» **练习题目 1**
把手写数字识别这篇文章的代码里所有的 import 语句照原样列出来。

» **给定文本**
○ ○ ○
Pytorch实现手写数字识别 | MNIST数据集(CNN卷积神经网络)
学习的课程:《PyTorch深度学习实践》完结合集 B站 刘二大人
大佬的专栏笔记:bit452的专栏:PyTorch 深度学习实践
(注:本文承接上文:pytorch实现手写数字识别 | MNIST数据集(全连接神经网络))
CPU版本代码
未下载MNIST数据集的需要将代码中的download=False
改为download=True
import torch
from torchvision import transforms
from torchvision import datasets
from torch.utils.data import DataLoader
import torch.nn.functional as F
import torch.optim as optim
# prepare dataset
batch_size = 64
transform = transforms.Compose([transforms.ToTensor(), transforms.Normalize((0.1307,), (0.3081,))])
train_dataset = datasets.MNIST(root='./dataset/mnist/', train=True, download=False, transform=transform)
train_loader = DataLoader(train_dataset, shuffle=True, batch_size=batch_size)
test_dataset = datasets.MNIST(root='./dataset/mnist/', train=False, download=False, transform=transform)
test_loader = DataLoader(test_dataset, shuffle=False, batch_size=batch_size)
# design model using class
class Net(torch.nn.Module):
def __init__(self):
super(Net, self).__init__()
self.conv1 = torch.nn.Conv2d(1, 10, kernel_size=5)
self.conv2 = torch.nn.Conv2d(10, 20, kernel_size=5)
self.pooling = torch.nn.MaxPool2d(2)
○ ○ ○
» **记录数据**
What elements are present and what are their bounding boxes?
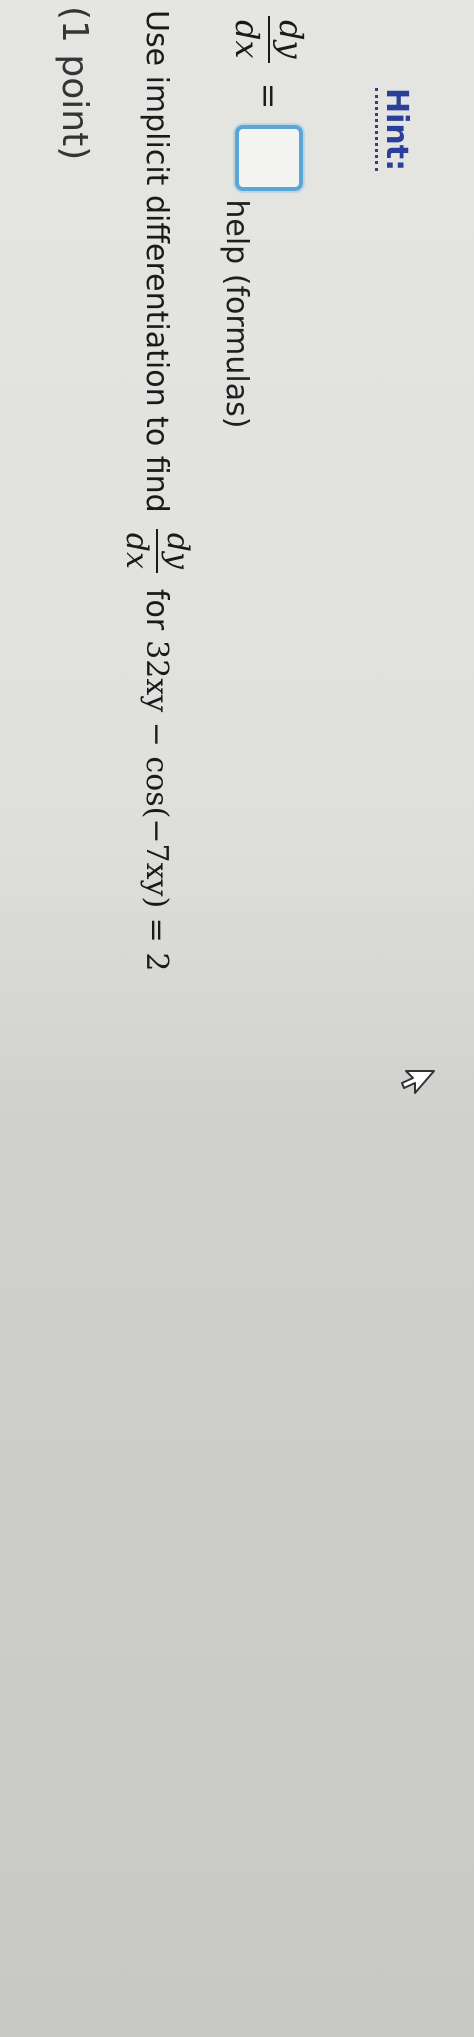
help-formulas-link[interactable]: help (formulas) (220, 199, 255, 428)
derivative-fraction: dy dx (119, 528, 195, 573)
hint-link[interactable]: Hint: (375, 88, 414, 172)
answer-lhs-denominator: dx (228, 16, 270, 63)
point-label: (1 point) (54, 6, 95, 161)
answer-input[interactable] (235, 125, 303, 192)
problem-card: (1 point) Use implicit differentiation t… (0, 0, 474, 1120)
equation: 32xy − cos(−7xy) = 2 (139, 640, 175, 972)
instruction-for: for (139, 588, 175, 631)
question-line: Use implicit differentiation to find dy … (112, 10, 202, 971)
rotated-screen: (1 point) Use implicit differentiation t… (0, 0, 474, 2037)
instruction-text: Use implicit differentiation to find (139, 10, 175, 513)
fraction-numerator: dy (160, 532, 195, 569)
equals-sign: = (250, 82, 288, 110)
answer-lhs-numerator: dy (272, 20, 310, 59)
answer-lhs-fraction: dy dx (228, 16, 310, 63)
fraction-denominator: dx (119, 528, 158, 573)
mouse-pointer-icon (401, 1070, 435, 1094)
answer-line: dy dx = help (formulas) (214, 10, 324, 428)
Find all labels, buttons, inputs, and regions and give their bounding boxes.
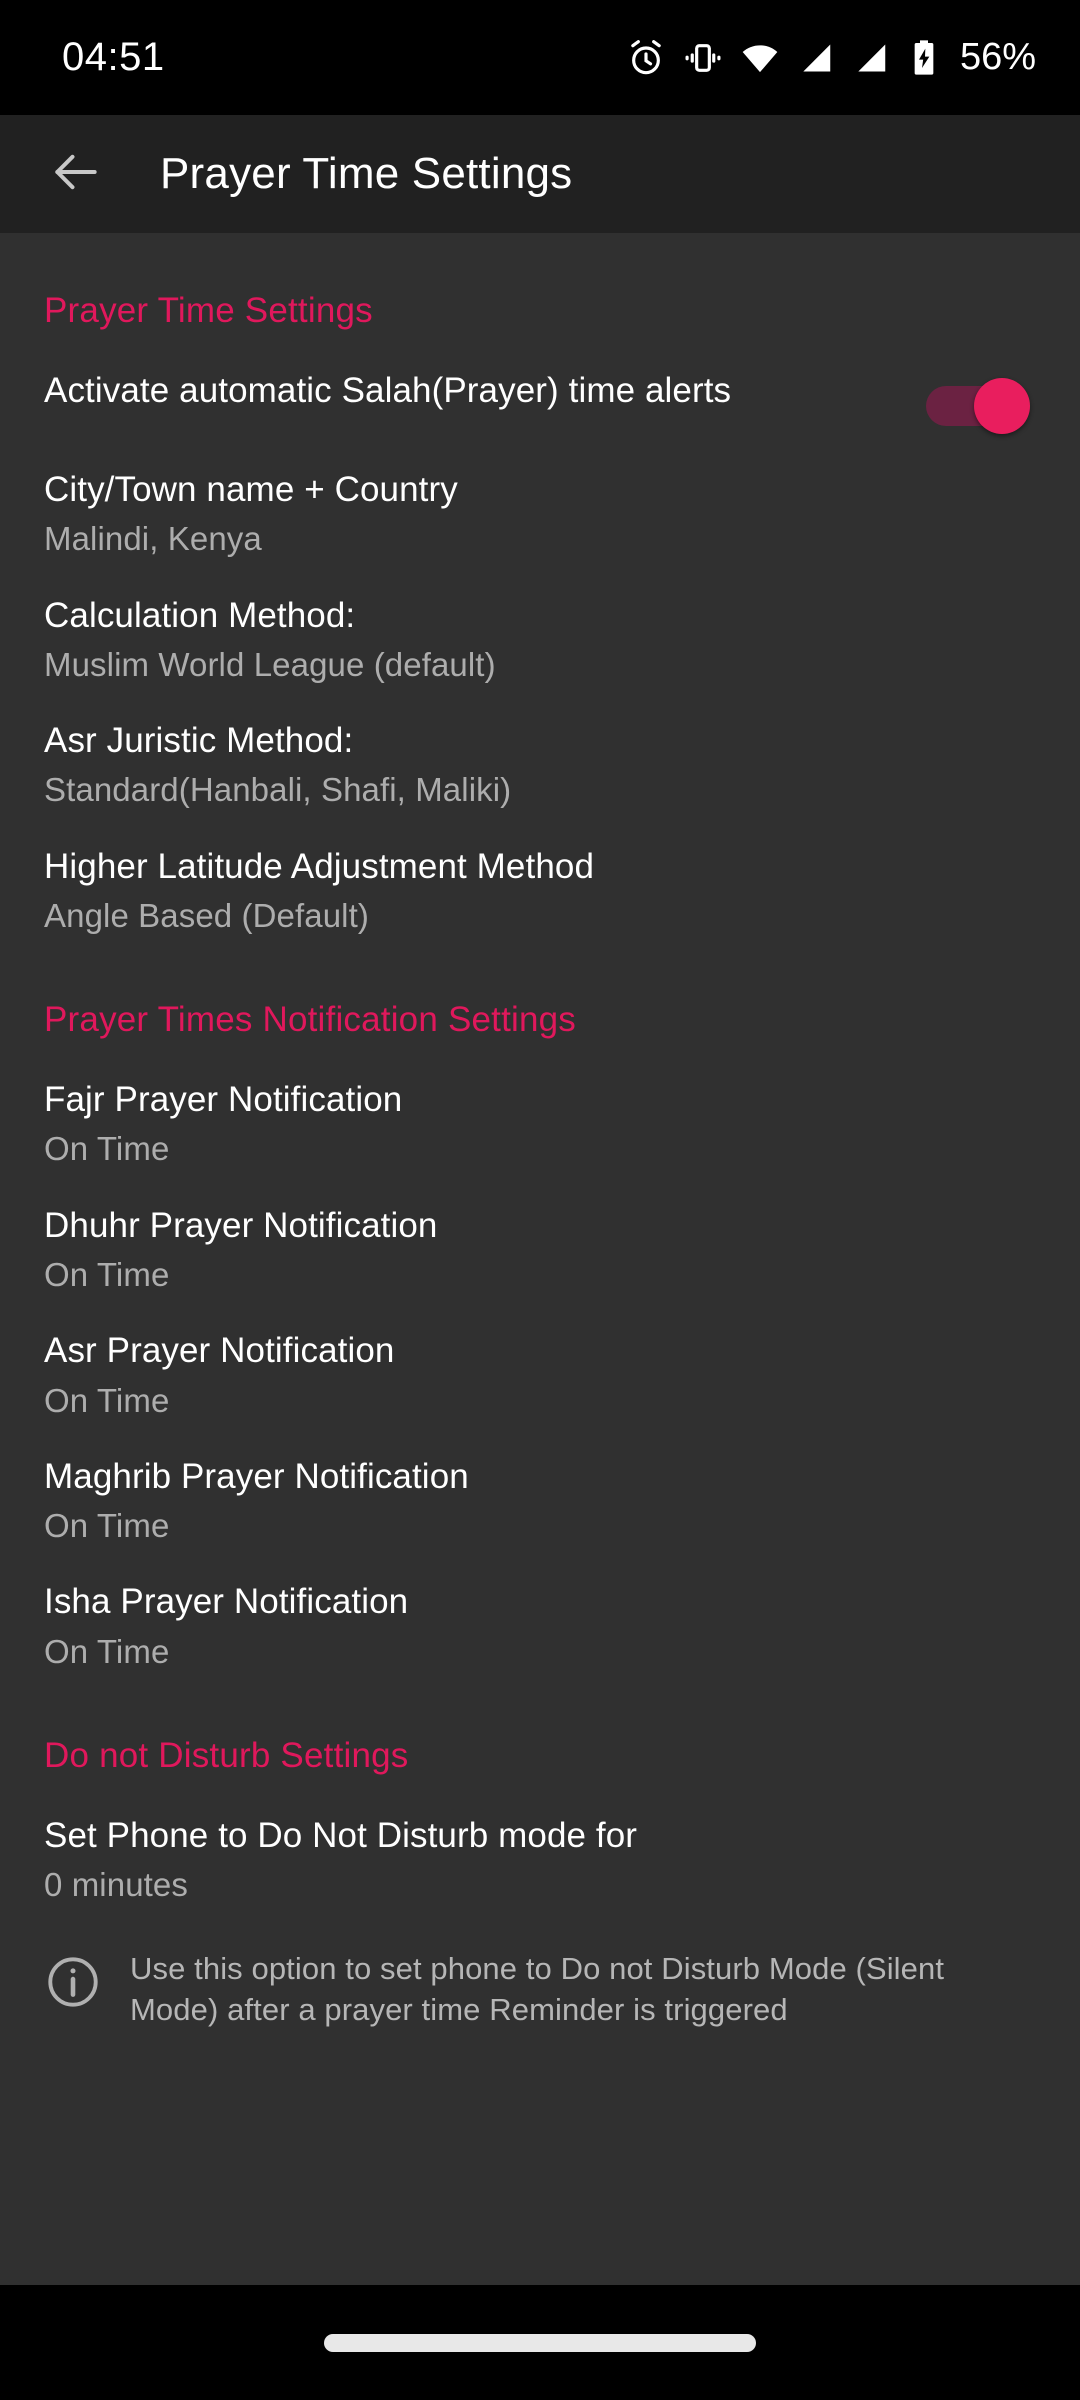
setting-row-text: Set Phone to Do Not Disturb mode for 0 m… <box>44 1815 1036 1906</box>
signal-icon-2 <box>852 39 890 77</box>
setting-row-text: Higher Latitude Adjustment Method Angle … <box>44 846 1036 937</box>
setting-row-higher-latitude[interactable]: Higher Latitude Adjustment Method Angle … <box>44 817 1036 943</box>
setting-title: Asr Juristic Method: <box>44 721 354 761</box>
setting-row-text: City/Town name + Country Malindi, Kenya <box>44 469 1036 560</box>
battery-charging-icon <box>907 38 941 78</box>
setting-title: Dhuhr Prayer Notification <box>44 1205 438 1245</box>
setting-value: 0 minutes <box>44 1866 188 1904</box>
setting-row-calculation-method[interactable]: Calculation Method: Muslim World League … <box>44 566 1036 692</box>
setting-row-text: Dhuhr Prayer Notification On Time <box>44 1205 1036 1296</box>
status-bar-icons: 56% <box>626 36 1036 79</box>
toggle-thumb <box>974 378 1030 434</box>
setting-row-maghrib-notification[interactable]: Maghrib Prayer Notification On Time <box>44 1427 1036 1553</box>
setting-row-text: Isha Prayer Notification On Time <box>44 1581 1036 1672</box>
activate-alerts-toggle[interactable] <box>926 378 1030 434</box>
setting-title: Higher Latitude Adjustment Method <box>44 846 595 886</box>
setting-row-isha-notification[interactable]: Isha Prayer Notification On Time <box>44 1552 1036 1678</box>
setting-value: On Time <box>44 1632 170 1670</box>
setting-row-text: Maghrib Prayer Notification On Time <box>44 1456 1036 1547</box>
setting-value: Angle Based (Default) <box>44 896 369 934</box>
setting-title: Calculation Method: <box>44 595 356 635</box>
section-header-notifications: Prayer Times Notification Settings <box>44 1000 577 1040</box>
dnd-info-text: Use this option to set phone to Do not D… <box>130 1951 945 2027</box>
setting-row-text: Calculation Method: Muslim World League … <box>44 595 1036 686</box>
battery-percent-label: 56% <box>959 36 1036 78</box>
setting-title: City/Town name + Country <box>44 470 458 509</box>
setting-title: Activate automatic Salah(Prayer) time al… <box>44 371 732 410</box>
app-bar: Prayer Time Settings <box>0 115 1080 233</box>
settings-scroll-container[interactable]: Prayer Time Settings Activate automatic … <box>0 233 1080 2285</box>
setting-value: Malindi, Kenya <box>44 520 262 558</box>
signal-icon-1 <box>797 39 835 77</box>
setting-row-dhuhr-notification[interactable]: Dhuhr Prayer Notification On Time <box>44 1176 1036 1302</box>
info-icon <box>44 1953 102 2016</box>
back-button[interactable] <box>44 142 108 206</box>
setting-value: Standard(Hanbali, Shafi, Maliki) <box>44 771 512 809</box>
setting-row-text: Asr Prayer Notification On Time <box>44 1330 1036 1421</box>
status-bar-clock: 04:51 <box>62 35 165 79</box>
setting-value: On Time <box>44 1130 170 1168</box>
setting-row-dnd-duration[interactable]: Set Phone to Do Not Disturb mode for 0 m… <box>44 1786 1036 1912</box>
setting-row-asr-notification[interactable]: Asr Prayer Notification On Time <box>44 1301 1036 1427</box>
setting-row-text: Fajr Prayer Notification On Time <box>44 1079 1036 1170</box>
setting-row-text: Activate automatic Salah(Prayer) time al… <box>44 370 926 411</box>
setting-value: On Time <box>44 1256 170 1294</box>
setting-row-fajr-notification[interactable]: Fajr Prayer Notification On Time <box>44 1050 1036 1176</box>
vibrate-icon <box>683 38 723 78</box>
dnd-info-note: Use this option to set phone to Do not D… <box>44 1911 1036 2030</box>
section-header-prayer-time: Prayer Time Settings <box>44 291 373 330</box>
setting-row-text: Asr Juristic Method: Standard(Hanbali, S… <box>44 720 1036 811</box>
phone-screen: 04:51 56% Prayer Time Settings Prayer Ti… <box>0 0 1080 2400</box>
setting-value: On Time <box>44 1507 170 1545</box>
section-header-do-not-disturb: Do not Disturb Settings <box>44 1735 409 1775</box>
alarm-icon <box>626 38 666 78</box>
setting-title: Asr Prayer Notification <box>44 1331 395 1371</box>
setting-row-asr-juristic-method[interactable]: Asr Juristic Method: Standard(Hanbali, S… <box>44 691 1036 817</box>
setting-title: Isha Prayer Notification <box>44 1582 409 1622</box>
status-bar: 04:51 56% <box>0 0 1080 115</box>
setting-title: Set Phone to Do Not Disturb mode for <box>44 1815 638 1855</box>
back-arrow-icon <box>48 144 104 205</box>
setting-value: Muslim World League (default) <box>44 645 496 683</box>
setting-row-activate-alerts[interactable]: Activate automatic Salah(Prayer) time al… <box>44 341 1036 440</box>
setting-value: On Time <box>44 1381 170 1419</box>
home-gesture-pill[interactable] <box>324 2333 756 2352</box>
wifi-icon <box>740 38 780 78</box>
page-title: Prayer Time Settings <box>160 149 573 198</box>
system-navigation-bar <box>0 2285 1080 2400</box>
setting-title: Maghrib Prayer Notification <box>44 1456 469 1496</box>
setting-title: Fajr Prayer Notification <box>44 1080 403 1120</box>
setting-row-city[interactable]: City/Town name + Country Malindi, Kenya <box>44 440 1036 566</box>
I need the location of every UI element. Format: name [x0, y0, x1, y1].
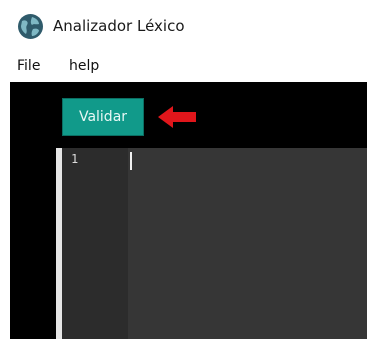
app-window: Analizador Léxico File help Validar 1 [0, 0, 367, 339]
code-input[interactable] [128, 148, 367, 339]
main-content: Validar 1 [10, 82, 367, 339]
caret-container [128, 148, 138, 178]
line-number-gutter: 1 [62, 148, 128, 339]
code-editor: 1 [56, 148, 367, 339]
title-bar: Analizador Léxico [0, 0, 367, 54]
text-caret [130, 152, 132, 170]
menu-help[interactable]: help [69, 58, 99, 74]
red-arrow-icon [158, 106, 196, 128]
validar-button[interactable]: Validar [62, 98, 144, 136]
menu-file[interactable]: File [17, 58, 40, 74]
globe-icon [18, 14, 43, 39]
window-title: Analizador Léxico [53, 17, 185, 35]
line-number: 1 [71, 152, 79, 166]
menu-bar: File help [0, 54, 367, 82]
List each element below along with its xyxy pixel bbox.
○ ○ ○
» **练习题目 2**
在上面的列表里，把从包含“setting-row-text: Set Phone”的那一行到包含“battery-charging-icon <box>907 38”的那一行（两头都算）重新写一遍。把里面的“setting-row-text”换成“setting-row-label”，别的都不动。

» **参考答案 1**
import torch
from torchvision import transforms
from torchvision import datasets
from torch.utils.data import DataLoader
import torch.nn.functional as F
import torch.optim as optim

» **参考答案 2**
setting-row-label: Set Phone to Do Not Disturb mode for 0 m… <box>44 1815 1036 1906</box>
signal-icon-2 <box>852 39 890 77</box>
setting-row-label: Higher Latitude Adjustment Method Angle … <box>44 846 1036 937</box>
setting-row-higher-latitude[interactable]: Higher Latitude Adjustment Method Angle … <box>44 817 1036 943</box>
setting-title: Asr Juristic Method: <box>44 721 354 761</box>
setting-row-label: City/Town name + Country Malindi, Kenya <box>44 469 1036 560</box>
battery-charging-icon <box>907 38 941 78</box>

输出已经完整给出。